>> BEGIN Record set

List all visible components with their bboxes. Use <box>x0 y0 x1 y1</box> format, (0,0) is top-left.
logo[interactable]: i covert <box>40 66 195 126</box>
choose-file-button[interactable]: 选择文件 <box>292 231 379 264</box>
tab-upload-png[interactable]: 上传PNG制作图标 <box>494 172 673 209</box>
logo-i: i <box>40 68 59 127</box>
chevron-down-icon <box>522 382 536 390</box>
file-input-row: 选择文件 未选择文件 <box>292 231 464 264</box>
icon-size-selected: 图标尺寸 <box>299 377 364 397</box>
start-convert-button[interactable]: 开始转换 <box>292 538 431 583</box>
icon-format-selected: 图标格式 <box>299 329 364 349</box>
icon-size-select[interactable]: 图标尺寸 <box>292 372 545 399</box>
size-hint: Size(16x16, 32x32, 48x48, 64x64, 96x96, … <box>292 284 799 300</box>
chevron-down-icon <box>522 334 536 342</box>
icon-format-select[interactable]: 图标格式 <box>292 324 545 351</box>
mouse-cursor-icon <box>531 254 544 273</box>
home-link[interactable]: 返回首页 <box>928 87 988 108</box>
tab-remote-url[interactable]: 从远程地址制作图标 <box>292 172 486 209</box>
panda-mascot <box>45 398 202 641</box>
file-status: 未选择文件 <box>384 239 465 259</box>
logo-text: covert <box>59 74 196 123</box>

>> END Record set

# [To do]
Copy the listing above line by line, keeping every character unchanged.

# [Solution for this problem]
List all visible components with their bboxes. Use <box>x0 y0 x1 y1</box> format, (0,0) is top-left.
logo[interactable]: i covert <box>40 66 195 126</box>
choose-file-button[interactable]: 选择文件 <box>292 231 379 264</box>
tab-upload-png[interactable]: 上传PNG制作图标 <box>494 172 673 209</box>
logo-i: i <box>40 68 59 127</box>
chevron-down-icon <box>522 382 536 390</box>
file-input-row: 选择文件 未选择文件 <box>292 231 464 264</box>
icon-size-selected: 图标尺寸 <box>299 377 364 397</box>
start-convert-button[interactable]: 开始转换 <box>292 538 431 583</box>
icon-format-selected: 图标格式 <box>299 329 364 349</box>
icon-size-select[interactable]: 图标尺寸 <box>292 372 545 399</box>
size-hint: Size(16x16, 32x32, 48x48, 64x64, 96x96, … <box>292 284 799 300</box>
chevron-down-icon <box>522 334 536 342</box>
icon-format-select[interactable]: 图标格式 <box>292 324 545 351</box>
mouse-cursor-icon <box>531 254 544 273</box>
home-link[interactable]: 返回首页 <box>928 87 988 108</box>
tab-remote-url[interactable]: 从远程地址制作图标 <box>292 172 486 209</box>
panda-mascot <box>45 398 202 641</box>
file-status: 未选择文件 <box>384 239 465 259</box>
logo-text: covert <box>59 74 196 123</box>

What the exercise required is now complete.